DATA LISTING:
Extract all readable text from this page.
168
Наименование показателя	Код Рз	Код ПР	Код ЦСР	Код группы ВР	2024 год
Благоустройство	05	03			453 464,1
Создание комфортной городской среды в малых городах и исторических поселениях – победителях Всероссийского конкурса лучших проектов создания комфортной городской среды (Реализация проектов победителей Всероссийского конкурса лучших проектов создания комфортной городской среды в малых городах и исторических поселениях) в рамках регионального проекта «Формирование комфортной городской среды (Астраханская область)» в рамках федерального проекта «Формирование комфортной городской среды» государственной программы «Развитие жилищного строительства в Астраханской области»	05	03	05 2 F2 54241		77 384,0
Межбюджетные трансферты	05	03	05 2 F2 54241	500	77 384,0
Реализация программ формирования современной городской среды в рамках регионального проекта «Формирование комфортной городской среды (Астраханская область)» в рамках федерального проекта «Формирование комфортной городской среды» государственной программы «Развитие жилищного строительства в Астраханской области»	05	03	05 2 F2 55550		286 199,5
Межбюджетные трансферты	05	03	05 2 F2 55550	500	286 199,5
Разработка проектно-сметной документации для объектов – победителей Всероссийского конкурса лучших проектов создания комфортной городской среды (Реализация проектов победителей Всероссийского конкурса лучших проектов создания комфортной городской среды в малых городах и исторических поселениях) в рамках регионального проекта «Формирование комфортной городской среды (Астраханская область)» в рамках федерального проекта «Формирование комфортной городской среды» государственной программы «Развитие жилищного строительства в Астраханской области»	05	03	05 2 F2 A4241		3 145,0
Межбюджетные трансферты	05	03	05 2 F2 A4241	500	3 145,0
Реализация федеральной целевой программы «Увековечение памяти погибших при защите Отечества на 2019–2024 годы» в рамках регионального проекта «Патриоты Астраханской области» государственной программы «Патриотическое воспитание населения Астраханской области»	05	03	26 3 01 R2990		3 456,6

EXERCISE PROMPT: Faithfully transcribe the whole of the data.

FINISHED EXERCISE:
Extract all readable text from this page.
168
Наименование показателя	Код Рз	Код ПР	Код ЦСР	Код группы ВР	2024 год
Благоустройство	05	03			453 464,1
Создание комфортной городской среды в малых городах и исторических поселениях – победителях Всероссийского конкурса лучших проектов создания комфортной городской среды (Реализация проектов победителей Всероссийского конкурса лучших проектов создания комфортной городской среды в малых городах и исторических поселениях) в рамках регионального проекта «Формирование комфортной городской среды (Астраханская область)» в рамках федерального проекта «Формирование комфортной городской среды» государственной программы «Развитие жилищного строительства в Астраханской области»	05	03	05 2 F2 54241		77 384,0
Межбюджетные трансферты	05	03	05 2 F2 54241	500	77 384,0
Реализация программ формирования современной городской среды в рамках регионального проекта «Формирование комфортной городской среды (Астраханская область)» в рамках федерального проекта «Формирование комфортной городской среды» государственной программы «Развитие жилищного строительства в Астраханской области»	05	03	05 2 F2 55550		286 199,5
Межбюджетные трансферты	05	03	05 2 F2 55550	500	286 199,5
Разработка проектно-сметной документации для объектов – победителей Всероссийского конкурса лучших проектов создания комфортной городской среды (Реализация проектов победителей Всероссийского конкурса лучших проектов создания комфортной городской среды в малых городах и исторических поселениях) в рамках регионального проекта «Формирование комфортной городской среды (Астраханская область)» в рамках федерального проекта «Формирование комфортной городской среды» государственной программы «Развитие жилищного строительства в Астраханской области»	05	03	05 2 F2 A4241		3 145,0
Межбюджетные трансферты	05	03	05 2 F2 A4241	500	3 145,0
Реализация федеральной целевой программы «Увековечение памяти погибших при защите Отечества на 2019–2024 годы» в рамках регионального проекта «Патриоты Астраханской области» государственной программы «Патриотическое воспитание населения Астраханской области»	05	03	26 3 01 R2990		3 456,6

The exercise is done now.